> [Task]
From the listing, collect all lines containing the word "received".

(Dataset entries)
▽

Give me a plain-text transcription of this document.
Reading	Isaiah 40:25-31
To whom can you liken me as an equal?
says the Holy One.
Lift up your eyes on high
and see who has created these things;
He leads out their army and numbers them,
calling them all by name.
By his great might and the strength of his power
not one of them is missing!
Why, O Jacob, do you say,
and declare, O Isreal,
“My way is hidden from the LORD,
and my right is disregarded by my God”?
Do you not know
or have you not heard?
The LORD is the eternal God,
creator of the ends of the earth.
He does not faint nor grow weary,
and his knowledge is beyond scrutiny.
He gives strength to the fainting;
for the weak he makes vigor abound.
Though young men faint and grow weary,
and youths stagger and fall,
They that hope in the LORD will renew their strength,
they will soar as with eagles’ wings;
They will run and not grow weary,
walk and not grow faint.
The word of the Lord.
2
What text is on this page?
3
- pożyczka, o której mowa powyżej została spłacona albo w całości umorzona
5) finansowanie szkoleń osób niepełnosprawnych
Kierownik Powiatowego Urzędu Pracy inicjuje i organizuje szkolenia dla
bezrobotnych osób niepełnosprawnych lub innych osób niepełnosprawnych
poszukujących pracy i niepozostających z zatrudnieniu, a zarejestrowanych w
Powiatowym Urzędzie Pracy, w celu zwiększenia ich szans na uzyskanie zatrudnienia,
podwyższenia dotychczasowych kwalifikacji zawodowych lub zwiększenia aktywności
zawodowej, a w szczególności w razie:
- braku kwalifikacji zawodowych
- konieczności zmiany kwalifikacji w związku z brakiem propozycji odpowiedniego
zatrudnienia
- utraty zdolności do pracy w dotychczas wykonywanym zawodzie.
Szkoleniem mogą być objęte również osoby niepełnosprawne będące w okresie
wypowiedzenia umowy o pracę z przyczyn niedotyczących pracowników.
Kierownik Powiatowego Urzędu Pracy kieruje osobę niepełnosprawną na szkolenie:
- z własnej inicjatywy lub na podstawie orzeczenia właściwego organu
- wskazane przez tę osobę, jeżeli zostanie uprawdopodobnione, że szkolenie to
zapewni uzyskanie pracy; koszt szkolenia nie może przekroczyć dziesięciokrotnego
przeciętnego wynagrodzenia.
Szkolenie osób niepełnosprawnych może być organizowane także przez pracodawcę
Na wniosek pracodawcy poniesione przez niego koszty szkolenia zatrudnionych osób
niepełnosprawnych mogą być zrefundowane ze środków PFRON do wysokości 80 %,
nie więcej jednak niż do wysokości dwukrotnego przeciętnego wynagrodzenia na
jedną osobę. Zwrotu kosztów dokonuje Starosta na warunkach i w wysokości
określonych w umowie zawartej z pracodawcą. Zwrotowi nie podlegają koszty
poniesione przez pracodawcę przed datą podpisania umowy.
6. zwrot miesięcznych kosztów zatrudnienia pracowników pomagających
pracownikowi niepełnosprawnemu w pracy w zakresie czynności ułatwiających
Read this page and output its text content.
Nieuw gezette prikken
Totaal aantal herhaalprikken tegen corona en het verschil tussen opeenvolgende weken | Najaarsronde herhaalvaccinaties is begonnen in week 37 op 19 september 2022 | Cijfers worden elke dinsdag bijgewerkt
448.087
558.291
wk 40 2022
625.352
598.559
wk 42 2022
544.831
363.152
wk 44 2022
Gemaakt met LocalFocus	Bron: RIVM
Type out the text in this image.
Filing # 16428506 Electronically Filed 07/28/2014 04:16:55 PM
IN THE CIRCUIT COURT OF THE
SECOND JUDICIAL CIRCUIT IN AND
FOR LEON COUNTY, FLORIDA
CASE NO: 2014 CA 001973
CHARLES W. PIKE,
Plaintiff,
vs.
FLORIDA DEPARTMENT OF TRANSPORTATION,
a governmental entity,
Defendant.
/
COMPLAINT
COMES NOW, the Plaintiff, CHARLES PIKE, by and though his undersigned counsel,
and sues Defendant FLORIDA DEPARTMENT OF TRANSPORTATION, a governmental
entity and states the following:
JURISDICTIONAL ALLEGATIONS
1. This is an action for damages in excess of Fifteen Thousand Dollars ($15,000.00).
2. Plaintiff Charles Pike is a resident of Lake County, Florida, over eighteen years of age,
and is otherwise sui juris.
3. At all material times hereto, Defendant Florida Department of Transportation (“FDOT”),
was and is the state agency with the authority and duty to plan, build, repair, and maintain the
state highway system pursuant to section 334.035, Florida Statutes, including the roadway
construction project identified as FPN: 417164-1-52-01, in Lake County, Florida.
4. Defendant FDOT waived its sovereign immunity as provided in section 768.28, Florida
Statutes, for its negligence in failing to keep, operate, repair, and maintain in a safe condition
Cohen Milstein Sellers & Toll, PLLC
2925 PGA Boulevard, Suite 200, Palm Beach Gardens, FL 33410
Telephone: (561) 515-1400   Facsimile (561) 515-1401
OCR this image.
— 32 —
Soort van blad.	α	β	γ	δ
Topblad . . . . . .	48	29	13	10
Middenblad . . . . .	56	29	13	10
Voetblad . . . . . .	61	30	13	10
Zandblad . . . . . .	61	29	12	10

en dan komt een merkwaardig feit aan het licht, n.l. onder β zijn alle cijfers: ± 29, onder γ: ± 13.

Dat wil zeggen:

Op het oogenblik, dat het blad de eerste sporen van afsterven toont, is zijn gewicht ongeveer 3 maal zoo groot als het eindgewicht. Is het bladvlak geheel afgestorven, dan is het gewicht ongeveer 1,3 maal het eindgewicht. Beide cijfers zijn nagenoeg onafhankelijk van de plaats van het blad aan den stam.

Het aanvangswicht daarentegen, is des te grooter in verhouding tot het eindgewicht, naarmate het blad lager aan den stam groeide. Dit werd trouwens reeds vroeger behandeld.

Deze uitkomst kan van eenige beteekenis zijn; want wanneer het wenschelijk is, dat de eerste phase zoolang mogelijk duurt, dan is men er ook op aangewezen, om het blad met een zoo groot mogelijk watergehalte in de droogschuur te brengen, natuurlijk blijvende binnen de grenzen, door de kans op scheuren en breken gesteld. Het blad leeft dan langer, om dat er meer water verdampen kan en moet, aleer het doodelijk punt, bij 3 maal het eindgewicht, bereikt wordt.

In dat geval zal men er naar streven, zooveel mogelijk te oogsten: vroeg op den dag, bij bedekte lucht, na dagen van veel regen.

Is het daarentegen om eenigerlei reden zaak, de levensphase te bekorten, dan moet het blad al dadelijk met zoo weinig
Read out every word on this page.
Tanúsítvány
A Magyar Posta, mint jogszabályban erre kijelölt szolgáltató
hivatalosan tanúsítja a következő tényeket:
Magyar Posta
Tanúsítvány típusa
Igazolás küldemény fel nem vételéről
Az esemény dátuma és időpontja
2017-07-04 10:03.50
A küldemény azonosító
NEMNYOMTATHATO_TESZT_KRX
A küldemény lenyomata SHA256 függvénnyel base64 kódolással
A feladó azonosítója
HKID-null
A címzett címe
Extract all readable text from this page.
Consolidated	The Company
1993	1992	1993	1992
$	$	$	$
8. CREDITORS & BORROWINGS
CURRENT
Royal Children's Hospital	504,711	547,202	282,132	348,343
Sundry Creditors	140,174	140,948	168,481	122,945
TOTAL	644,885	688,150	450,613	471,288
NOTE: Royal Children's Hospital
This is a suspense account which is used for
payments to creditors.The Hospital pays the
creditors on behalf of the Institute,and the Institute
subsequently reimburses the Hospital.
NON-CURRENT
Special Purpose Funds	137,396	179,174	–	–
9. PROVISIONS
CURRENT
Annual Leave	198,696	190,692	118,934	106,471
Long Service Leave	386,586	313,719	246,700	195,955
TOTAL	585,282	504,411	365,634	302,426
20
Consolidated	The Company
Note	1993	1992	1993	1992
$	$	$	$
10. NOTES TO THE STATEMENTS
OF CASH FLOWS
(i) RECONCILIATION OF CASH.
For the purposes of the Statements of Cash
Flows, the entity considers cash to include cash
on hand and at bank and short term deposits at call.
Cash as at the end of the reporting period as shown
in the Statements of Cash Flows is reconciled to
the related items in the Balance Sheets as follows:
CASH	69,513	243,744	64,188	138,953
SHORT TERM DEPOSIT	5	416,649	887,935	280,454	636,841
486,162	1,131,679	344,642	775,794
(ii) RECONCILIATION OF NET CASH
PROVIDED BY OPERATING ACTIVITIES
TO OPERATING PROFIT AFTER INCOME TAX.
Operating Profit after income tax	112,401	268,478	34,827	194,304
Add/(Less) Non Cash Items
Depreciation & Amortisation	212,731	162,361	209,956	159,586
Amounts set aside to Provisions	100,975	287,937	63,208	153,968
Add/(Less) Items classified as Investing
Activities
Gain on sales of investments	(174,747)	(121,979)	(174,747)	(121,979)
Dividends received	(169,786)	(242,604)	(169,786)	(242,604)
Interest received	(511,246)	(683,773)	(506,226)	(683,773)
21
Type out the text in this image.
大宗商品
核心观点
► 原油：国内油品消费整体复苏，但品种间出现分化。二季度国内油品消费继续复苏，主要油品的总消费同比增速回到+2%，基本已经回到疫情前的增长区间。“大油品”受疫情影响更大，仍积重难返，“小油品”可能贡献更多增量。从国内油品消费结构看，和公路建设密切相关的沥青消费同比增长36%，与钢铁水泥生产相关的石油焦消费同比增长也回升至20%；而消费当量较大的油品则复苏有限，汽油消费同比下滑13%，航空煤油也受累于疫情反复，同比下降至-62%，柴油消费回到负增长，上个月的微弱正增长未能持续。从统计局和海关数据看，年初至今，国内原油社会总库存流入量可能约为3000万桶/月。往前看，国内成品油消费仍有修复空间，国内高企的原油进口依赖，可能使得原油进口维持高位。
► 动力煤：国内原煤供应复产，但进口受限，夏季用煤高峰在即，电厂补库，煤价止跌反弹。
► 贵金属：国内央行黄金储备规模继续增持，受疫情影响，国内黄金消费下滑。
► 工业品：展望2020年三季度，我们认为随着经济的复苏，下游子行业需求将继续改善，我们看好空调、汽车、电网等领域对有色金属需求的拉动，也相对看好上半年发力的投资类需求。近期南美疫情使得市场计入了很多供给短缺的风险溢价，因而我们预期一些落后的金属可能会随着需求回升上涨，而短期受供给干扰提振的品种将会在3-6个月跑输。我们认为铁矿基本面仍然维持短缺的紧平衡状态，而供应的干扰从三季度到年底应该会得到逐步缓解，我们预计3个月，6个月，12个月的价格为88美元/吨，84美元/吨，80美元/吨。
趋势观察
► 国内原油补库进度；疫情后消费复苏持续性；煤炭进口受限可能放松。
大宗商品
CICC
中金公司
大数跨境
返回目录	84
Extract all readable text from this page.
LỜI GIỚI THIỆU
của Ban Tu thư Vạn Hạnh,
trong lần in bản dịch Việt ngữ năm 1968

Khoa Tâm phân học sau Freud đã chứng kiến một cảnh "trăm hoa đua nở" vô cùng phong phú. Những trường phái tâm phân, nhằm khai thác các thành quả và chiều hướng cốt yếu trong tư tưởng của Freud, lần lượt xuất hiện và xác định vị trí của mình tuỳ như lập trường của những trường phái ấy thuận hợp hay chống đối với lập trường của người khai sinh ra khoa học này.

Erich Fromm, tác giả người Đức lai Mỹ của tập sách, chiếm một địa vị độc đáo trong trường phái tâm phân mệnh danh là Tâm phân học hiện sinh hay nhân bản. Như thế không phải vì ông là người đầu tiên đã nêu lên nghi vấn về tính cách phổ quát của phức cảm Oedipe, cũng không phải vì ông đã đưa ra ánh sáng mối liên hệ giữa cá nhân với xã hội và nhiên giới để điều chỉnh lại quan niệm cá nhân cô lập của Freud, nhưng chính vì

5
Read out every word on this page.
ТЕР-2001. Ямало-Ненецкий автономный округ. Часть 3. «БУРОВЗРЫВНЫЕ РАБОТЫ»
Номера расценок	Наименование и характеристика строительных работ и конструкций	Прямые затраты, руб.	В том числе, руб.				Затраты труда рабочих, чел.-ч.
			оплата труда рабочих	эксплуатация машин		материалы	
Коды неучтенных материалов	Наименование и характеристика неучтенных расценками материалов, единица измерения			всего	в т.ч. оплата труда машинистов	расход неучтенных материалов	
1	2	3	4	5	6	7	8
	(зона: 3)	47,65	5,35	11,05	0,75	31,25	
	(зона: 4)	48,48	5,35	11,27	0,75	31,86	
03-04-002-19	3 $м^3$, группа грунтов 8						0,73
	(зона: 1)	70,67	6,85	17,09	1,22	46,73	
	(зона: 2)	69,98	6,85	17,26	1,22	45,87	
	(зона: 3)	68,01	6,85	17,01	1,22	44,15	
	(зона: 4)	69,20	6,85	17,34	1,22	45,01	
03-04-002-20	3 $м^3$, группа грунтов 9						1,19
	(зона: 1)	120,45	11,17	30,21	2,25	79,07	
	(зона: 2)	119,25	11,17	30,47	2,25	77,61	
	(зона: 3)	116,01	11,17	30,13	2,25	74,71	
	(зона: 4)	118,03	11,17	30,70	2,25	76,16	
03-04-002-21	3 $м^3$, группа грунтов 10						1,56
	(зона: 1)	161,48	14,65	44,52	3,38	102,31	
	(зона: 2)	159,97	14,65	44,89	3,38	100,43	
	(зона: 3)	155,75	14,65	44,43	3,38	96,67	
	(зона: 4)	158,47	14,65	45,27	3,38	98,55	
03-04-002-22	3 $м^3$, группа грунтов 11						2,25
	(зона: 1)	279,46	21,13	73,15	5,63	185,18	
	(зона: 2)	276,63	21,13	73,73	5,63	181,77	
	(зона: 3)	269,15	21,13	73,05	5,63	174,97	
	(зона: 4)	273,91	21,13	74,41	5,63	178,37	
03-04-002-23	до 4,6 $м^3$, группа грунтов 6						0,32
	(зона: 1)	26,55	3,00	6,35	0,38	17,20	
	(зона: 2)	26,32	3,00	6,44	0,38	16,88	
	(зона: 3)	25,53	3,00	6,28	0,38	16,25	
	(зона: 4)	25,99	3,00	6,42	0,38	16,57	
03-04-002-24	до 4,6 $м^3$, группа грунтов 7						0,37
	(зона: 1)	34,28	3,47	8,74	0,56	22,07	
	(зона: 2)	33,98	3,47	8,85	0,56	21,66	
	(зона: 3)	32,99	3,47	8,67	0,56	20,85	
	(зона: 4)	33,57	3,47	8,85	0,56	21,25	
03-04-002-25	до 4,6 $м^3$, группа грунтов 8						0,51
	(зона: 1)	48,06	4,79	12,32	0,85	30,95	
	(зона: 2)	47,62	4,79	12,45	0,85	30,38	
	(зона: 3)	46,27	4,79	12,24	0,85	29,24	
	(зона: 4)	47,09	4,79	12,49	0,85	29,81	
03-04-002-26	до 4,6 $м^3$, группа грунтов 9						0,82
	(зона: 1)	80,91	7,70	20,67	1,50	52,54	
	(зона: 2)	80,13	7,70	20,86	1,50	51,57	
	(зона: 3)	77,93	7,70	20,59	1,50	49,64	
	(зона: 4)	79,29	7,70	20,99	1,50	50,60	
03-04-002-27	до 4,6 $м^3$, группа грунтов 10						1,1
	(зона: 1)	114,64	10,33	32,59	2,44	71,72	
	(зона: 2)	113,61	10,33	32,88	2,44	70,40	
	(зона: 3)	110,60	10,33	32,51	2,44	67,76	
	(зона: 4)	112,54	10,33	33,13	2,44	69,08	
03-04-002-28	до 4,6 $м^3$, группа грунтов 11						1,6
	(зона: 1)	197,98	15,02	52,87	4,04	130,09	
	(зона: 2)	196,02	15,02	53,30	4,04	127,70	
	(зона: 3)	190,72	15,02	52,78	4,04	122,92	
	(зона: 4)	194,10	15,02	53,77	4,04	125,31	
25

△

> [Complete response]
Dividends received	(169,786)	(242,604)	(169,786)	(242,604)
Interest received	(511,246)	(683,773)	(506,226)	(683,773)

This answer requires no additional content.